# START OF Exercise input

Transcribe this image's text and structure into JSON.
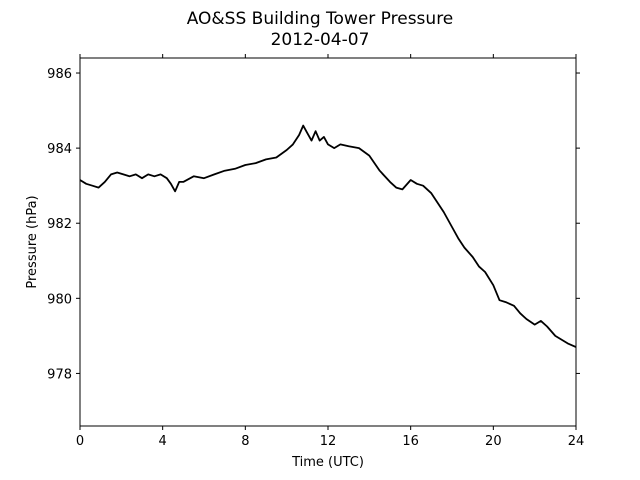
{
  "chart_data": {
    "type": "line",
    "title": "AO&SS Building Tower Pressure",
    "subtitle": "2012-04-07",
    "xlabel": "Time (UTC)",
    "ylabel": "Pressure (hPa)",
    "xlim": [
      0,
      24
    ],
    "ylim": [
      976.6,
      986.4
    ],
    "xticks": [
      0,
      4,
      8,
      12,
      16,
      20,
      24
    ],
    "yticks": [
      978,
      980,
      982,
      984,
      986
    ],
    "grid": false,
    "line_color": "#000000",
    "series": [
      {
        "x": [
          0,
          0.3,
          0.6,
          0.9,
          1.2,
          1.5,
          1.8,
          2.1,
          2.4,
          2.7,
          3.0,
          3.3,
          3.6,
          3.9,
          4.2,
          4.4,
          4.6,
          4.8,
          5.0,
          5.5,
          6.0,
          6.5,
          7.0,
          7.5,
          8.0,
          8.5,
          9.0,
          9.5,
          10.0,
          10.3,
          10.6,
          10.8,
          11.0,
          11.2,
          11.4,
          11.6,
          11.8,
          12.0,
          12.3,
          12.6,
          13.0,
          13.5,
          14.0,
          14.5,
          15.0,
          15.3,
          15.6,
          16.0,
          16.3,
          16.6,
          17.0,
          17.3,
          17.6,
          18.0,
          18.3,
          18.6,
          19.0,
          19.3,
          19.6,
          20.0,
          20.3,
          20.6,
          21.0,
          21.3,
          21.6,
          22.0,
          22.3,
          22.6,
          23.0,
          23.3,
          23.6,
          24.0
        ],
        "values": [
          983.15,
          983.05,
          983.0,
          982.95,
          983.1,
          983.3,
          983.35,
          983.3,
          983.25,
          983.3,
          983.2,
          983.3,
          983.25,
          983.3,
          983.2,
          983.05,
          982.85,
          983.1,
          983.1,
          983.25,
          983.2,
          983.3,
          983.4,
          983.45,
          983.55,
          983.6,
          983.7,
          983.75,
          983.95,
          984.1,
          984.35,
          984.6,
          984.4,
          984.2,
          984.45,
          984.2,
          984.3,
          984.1,
          984.0,
          984.1,
          984.05,
          984.0,
          983.8,
          983.4,
          983.1,
          982.95,
          982.9,
          983.15,
          983.05,
          983.0,
          982.8,
          982.55,
          982.3,
          981.9,
          981.6,
          981.35,
          981.1,
          980.85,
          980.7,
          980.35,
          979.95,
          979.9,
          979.8,
          979.6,
          979.45,
          979.3,
          979.4,
          979.25,
          979.0,
          978.9,
          978.8,
          978.7
        ]
      }
    ]
  }
}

# END OF Exercise input

■ Aim ■
Find the word "Pressure" in the entries, and copy every line it shows up in.

■ Solution to this exercise ■
    "title": "AO&SS Building Tower Pressure",
    "ylabel": "Pressure (hPa)",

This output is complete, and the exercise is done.